**WHAT THIS TASK INVOLVES**
Copy every entry exactly as given, minus the images.

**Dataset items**
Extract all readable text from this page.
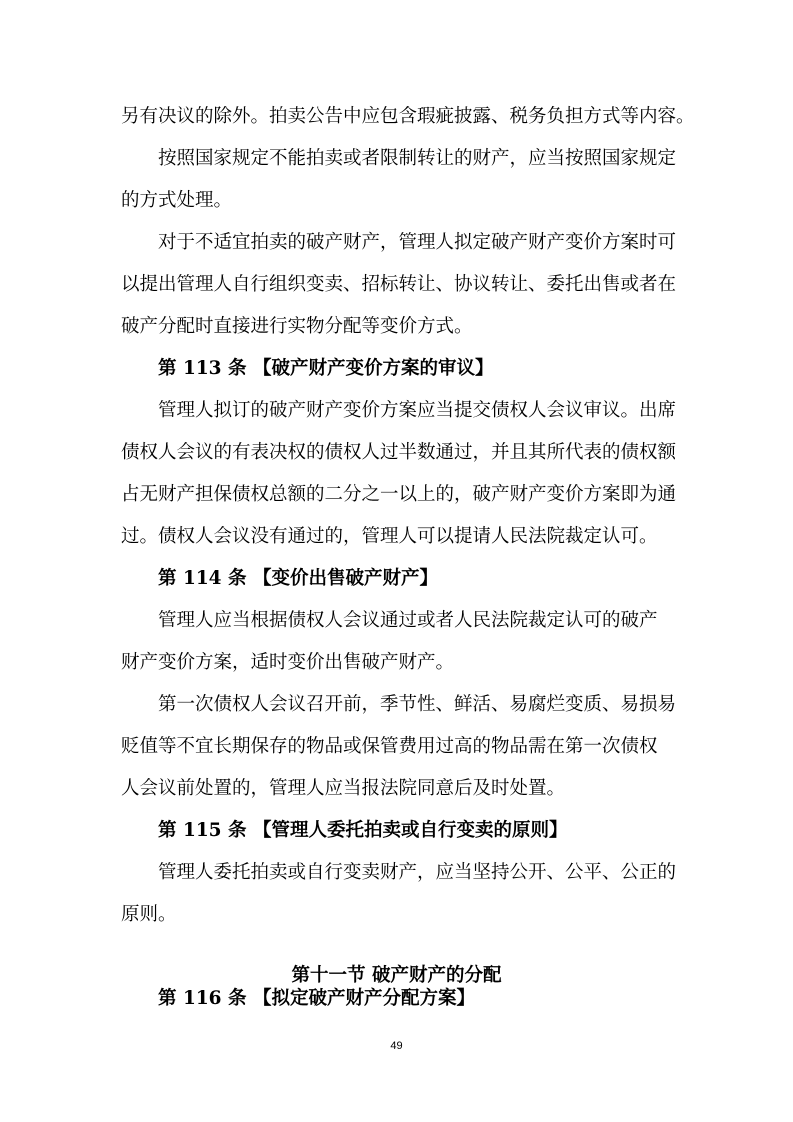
另有决议的除外。拍卖公告中应包含瑕疵披露、税务负担方式等内容。

按照国家规定不能拍卖或者限制转让的财产，应当按照国家规定

的方式处理。

对于不适宜拍卖的破产财产，管理人拟定破产财产变价方案时可

以提出管理人自行组织变卖、招标转让、协议转让、委托出售或者在

破产分配时直接进行实物分配等变价方式。

第 113 条 【破产财产变价方案的审议】

管理人拟订的破产财产变价方案应当提交债权人会议审议。出席

债权人会议的有表决权的债权人过半数通过，并且其所代表的债权额

占无财产担保债权总额的二分之一以上的，破产财产变价方案即为通

过。债权人会议没有通过的，管理人可以提请人民法院裁定认可。

第 114 条 【变价出售破产财产】

管理人应当根据债权人会议通过或者人民法院裁定认可的破产

财产变价方案，适时变价出售破产财产。

第一次债权人会议召开前，季节性、鲜活、易腐烂变质、易损易

贬值等不宜长期保存的物品或保管费用过高的物品需在第一次债权

人会议前处置的，管理人应当报法院同意后及时处置。

第 115 条 【管理人委托拍卖或自行变卖的原则】

管理人委托拍卖或自行变卖财产，应当坚持公开、公平、公正的

原则。

第十一节 破产财产的分配

第 116 条 【拟定破产财产分配方案】

49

**OUTPUT OF THE TASK**
Extract all readable text from this page.
另有决议的除外。拍卖公告中应包含瑕疵披露、税务负担方式等内容。

按照国家规定不能拍卖或者限制转让的财产，应当按照国家规定

的方式处理。

对于不适宜拍卖的破产财产，管理人拟定破产财产变价方案时可

以提出管理人自行组织变卖、招标转让、协议转让、委托出售或者在

破产分配时直接进行实物分配等变价方式。

第 113 条 【破产财产变价方案的审议】

管理人拟订的破产财产变价方案应当提交债权人会议审议。出席

债权人会议的有表决权的债权人过半数通过，并且其所代表的债权额

占无财产担保债权总额的二分之一以上的，破产财产变价方案即为通

过。债权人会议没有通过的，管理人可以提请人民法院裁定认可。

第 114 条 【变价出售破产财产】

管理人应当根据债权人会议通过或者人民法院裁定认可的破产

财产变价方案，适时变价出售破产财产。

第一次债权人会议召开前，季节性、鲜活、易腐烂变质、易损易

贬值等不宜长期保存的物品或保管费用过高的物品需在第一次债权

人会议前处置的，管理人应当报法院同意后及时处置。

第 115 条 【管理人委托拍卖或自行变卖的原则】

管理人委托拍卖或自行变卖财产，应当坚持公开、公平、公正的

原则。

第十一节 破产财产的分配

第 116 条 【拟定破产财产分配方案】

49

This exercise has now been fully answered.